# Start of EXTRACTED DATA

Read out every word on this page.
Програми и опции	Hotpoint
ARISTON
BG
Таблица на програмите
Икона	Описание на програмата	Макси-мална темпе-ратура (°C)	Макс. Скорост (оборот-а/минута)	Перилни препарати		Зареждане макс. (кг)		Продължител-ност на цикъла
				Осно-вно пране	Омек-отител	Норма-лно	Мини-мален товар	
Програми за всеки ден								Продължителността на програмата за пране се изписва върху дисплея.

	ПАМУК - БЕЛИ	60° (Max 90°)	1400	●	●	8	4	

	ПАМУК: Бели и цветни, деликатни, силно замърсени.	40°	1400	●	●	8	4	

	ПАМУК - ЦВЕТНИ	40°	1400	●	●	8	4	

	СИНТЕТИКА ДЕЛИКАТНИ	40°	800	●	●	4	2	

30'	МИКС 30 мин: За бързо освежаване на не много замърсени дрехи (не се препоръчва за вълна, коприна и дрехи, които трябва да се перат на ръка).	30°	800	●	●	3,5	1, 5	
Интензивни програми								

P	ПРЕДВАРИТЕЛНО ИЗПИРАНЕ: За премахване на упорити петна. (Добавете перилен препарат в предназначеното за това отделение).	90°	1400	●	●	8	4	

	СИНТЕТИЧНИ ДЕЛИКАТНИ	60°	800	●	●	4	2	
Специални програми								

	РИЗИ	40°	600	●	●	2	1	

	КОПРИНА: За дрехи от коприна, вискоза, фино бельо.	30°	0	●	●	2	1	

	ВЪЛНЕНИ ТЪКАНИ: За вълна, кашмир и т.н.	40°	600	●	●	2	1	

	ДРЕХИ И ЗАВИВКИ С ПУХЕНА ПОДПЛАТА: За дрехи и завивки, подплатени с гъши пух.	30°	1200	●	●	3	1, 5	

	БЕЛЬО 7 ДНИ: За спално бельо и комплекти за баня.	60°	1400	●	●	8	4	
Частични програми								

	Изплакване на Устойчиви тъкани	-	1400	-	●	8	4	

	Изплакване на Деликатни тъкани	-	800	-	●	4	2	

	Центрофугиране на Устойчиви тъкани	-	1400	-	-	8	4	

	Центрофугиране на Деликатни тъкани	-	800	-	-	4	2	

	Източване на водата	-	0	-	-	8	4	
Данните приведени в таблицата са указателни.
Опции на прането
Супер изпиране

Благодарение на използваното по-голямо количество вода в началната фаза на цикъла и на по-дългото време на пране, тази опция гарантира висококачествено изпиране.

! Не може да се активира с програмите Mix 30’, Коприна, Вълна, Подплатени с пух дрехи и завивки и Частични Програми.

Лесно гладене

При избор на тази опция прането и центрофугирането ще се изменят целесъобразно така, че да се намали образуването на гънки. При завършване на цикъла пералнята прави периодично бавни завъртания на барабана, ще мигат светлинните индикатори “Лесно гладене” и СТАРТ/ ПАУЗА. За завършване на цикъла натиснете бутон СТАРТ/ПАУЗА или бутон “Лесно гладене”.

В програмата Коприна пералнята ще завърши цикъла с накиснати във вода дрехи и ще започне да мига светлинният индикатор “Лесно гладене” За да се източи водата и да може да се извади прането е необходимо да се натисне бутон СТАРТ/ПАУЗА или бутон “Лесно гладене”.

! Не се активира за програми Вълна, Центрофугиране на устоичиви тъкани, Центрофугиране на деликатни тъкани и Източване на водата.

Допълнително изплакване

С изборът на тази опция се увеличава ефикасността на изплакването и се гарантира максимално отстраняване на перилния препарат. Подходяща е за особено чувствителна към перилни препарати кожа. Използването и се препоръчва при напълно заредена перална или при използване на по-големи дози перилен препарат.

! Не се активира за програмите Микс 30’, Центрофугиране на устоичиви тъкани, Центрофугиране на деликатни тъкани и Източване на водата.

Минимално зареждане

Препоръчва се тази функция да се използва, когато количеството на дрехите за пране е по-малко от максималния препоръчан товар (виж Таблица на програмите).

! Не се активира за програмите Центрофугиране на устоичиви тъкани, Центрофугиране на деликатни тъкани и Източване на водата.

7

# End of EXTRACTED DATA

§ **THE EXERCISE**: Within the material above, find the lines that contain the word "препарати"; copy them.

§ **PROBLEM SOLUTION**:
Икона	Описание на програмата	Макси-мална темпе-ратура (°C)	Макс. Скорост (оборот-а/минута)	Перилни препарати		Зареждане макс. (кг)		Продължител-ност на цикъла
С изборът на тази опция се увеличава ефикасността на изплакването и се гарантира максимално отстраняване на перилния препарат. Подходяща е за особено чувствителна към перилни препарати кожа. Използването и се препоръчва при напълно заредена перална или при използване на по-големи дози перилен препарат.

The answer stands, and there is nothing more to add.